- DO THIS -
Which lines contain the string "screenshot"? Please list every one of them.

- Extracts from a graphics dataset -
::::
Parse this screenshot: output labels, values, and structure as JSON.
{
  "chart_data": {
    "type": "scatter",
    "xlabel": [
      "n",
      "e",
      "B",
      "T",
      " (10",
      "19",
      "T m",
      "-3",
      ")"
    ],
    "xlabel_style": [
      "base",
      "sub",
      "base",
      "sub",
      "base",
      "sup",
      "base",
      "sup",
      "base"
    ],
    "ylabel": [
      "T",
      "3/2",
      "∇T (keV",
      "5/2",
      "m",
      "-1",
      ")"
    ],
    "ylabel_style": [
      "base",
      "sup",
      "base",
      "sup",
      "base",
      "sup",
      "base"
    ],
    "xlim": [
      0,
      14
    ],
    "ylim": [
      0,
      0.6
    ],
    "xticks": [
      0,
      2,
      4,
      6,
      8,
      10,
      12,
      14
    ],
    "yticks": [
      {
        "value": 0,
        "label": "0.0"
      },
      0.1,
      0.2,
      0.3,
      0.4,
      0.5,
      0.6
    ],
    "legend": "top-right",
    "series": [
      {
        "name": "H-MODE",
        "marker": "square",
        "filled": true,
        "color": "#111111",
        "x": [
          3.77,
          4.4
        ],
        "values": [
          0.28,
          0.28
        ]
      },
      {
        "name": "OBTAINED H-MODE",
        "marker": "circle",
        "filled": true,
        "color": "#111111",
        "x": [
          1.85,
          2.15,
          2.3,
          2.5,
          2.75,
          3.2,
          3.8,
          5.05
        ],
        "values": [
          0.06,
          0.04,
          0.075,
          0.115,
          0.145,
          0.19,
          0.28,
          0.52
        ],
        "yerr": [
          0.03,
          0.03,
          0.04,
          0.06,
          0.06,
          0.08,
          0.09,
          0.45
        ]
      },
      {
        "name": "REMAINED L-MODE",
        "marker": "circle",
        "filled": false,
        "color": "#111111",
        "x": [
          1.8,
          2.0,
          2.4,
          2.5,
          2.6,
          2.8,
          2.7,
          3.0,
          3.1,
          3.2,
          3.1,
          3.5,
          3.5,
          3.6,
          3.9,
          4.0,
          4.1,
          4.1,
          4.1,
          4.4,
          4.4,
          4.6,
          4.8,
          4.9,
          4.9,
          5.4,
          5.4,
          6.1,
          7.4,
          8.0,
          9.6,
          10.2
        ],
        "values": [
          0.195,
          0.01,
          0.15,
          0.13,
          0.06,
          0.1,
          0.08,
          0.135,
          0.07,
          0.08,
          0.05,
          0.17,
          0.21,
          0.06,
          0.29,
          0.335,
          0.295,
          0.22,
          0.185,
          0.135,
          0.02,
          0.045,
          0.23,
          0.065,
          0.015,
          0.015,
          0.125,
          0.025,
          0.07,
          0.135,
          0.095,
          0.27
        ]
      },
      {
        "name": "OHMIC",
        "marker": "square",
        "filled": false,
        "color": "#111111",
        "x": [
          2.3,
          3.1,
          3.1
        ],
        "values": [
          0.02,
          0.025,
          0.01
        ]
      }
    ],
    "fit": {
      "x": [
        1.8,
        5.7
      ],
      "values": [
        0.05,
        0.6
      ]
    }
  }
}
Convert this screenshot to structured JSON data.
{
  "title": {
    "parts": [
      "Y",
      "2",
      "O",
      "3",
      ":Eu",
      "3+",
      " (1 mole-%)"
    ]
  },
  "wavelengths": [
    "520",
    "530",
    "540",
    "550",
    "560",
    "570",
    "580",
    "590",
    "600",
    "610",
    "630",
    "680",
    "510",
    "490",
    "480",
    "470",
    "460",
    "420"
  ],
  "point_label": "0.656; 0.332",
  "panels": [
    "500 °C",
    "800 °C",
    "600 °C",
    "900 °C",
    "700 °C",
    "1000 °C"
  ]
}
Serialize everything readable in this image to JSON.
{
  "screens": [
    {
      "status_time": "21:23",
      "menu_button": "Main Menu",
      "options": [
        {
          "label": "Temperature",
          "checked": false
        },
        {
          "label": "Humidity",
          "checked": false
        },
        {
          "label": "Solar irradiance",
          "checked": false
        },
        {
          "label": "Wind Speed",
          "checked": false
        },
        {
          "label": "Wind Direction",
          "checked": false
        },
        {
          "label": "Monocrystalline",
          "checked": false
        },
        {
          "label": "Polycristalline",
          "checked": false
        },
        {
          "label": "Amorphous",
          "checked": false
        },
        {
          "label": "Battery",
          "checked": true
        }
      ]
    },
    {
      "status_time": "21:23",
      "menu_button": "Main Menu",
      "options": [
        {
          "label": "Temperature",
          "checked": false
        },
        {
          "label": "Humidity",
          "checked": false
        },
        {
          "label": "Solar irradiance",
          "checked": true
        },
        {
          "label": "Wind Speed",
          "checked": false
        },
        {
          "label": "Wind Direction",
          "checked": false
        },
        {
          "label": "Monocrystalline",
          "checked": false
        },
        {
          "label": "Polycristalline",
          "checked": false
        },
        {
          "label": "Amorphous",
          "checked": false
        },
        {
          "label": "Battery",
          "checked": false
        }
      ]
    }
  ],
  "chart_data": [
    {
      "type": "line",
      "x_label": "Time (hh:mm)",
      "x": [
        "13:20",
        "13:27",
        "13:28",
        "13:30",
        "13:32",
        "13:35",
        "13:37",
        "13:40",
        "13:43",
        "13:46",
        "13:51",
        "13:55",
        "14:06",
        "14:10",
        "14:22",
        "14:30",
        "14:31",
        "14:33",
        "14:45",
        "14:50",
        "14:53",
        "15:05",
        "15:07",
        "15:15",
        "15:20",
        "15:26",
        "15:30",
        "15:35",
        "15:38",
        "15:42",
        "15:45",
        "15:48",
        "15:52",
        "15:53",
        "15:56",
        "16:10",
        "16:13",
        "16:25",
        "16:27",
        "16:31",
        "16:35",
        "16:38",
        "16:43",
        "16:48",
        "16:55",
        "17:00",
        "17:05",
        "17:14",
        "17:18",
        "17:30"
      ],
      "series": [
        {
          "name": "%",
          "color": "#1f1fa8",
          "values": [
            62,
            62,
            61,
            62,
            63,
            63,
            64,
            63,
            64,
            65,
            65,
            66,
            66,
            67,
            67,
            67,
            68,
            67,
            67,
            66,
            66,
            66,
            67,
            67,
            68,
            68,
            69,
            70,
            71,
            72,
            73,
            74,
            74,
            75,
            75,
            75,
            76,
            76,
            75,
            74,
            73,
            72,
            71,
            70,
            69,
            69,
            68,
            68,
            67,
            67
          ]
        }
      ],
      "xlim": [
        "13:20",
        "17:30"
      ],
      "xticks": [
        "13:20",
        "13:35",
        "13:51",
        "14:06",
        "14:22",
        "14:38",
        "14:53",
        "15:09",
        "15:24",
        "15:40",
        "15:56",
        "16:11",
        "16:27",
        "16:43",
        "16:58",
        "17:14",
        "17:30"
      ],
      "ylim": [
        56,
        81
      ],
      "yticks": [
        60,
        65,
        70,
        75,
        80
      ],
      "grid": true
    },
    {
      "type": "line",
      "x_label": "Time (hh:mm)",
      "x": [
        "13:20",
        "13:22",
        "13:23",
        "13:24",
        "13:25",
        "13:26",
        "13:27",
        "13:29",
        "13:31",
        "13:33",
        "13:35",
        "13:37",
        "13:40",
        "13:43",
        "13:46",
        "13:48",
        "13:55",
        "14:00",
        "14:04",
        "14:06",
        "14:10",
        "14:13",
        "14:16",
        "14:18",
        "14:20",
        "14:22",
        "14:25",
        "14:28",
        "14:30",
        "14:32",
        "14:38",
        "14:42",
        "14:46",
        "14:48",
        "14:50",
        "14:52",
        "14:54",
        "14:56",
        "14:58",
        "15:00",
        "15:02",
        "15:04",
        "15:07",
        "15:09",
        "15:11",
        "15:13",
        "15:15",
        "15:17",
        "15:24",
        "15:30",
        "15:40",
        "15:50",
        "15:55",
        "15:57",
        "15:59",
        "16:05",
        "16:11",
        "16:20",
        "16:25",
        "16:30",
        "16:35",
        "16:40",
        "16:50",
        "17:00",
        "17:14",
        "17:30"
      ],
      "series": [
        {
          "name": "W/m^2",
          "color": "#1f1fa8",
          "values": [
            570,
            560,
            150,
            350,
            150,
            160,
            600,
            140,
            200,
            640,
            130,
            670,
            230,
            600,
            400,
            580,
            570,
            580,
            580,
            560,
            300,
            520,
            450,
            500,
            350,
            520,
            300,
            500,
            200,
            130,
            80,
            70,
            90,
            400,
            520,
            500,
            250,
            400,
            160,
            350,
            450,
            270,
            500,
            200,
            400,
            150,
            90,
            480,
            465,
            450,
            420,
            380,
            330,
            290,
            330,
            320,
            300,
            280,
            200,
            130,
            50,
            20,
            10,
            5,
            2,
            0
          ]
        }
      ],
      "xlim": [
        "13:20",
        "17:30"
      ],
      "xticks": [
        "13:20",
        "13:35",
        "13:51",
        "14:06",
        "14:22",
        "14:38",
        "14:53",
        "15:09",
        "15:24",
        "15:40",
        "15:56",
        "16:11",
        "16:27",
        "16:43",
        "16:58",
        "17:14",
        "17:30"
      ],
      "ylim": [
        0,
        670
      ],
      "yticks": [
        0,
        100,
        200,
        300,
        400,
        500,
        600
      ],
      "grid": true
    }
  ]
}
::::
- COMPLETE RESPONSE -
Parse this screenshot: output labels, values, and structure as JSON.
Convert this screenshot to structured JSON data.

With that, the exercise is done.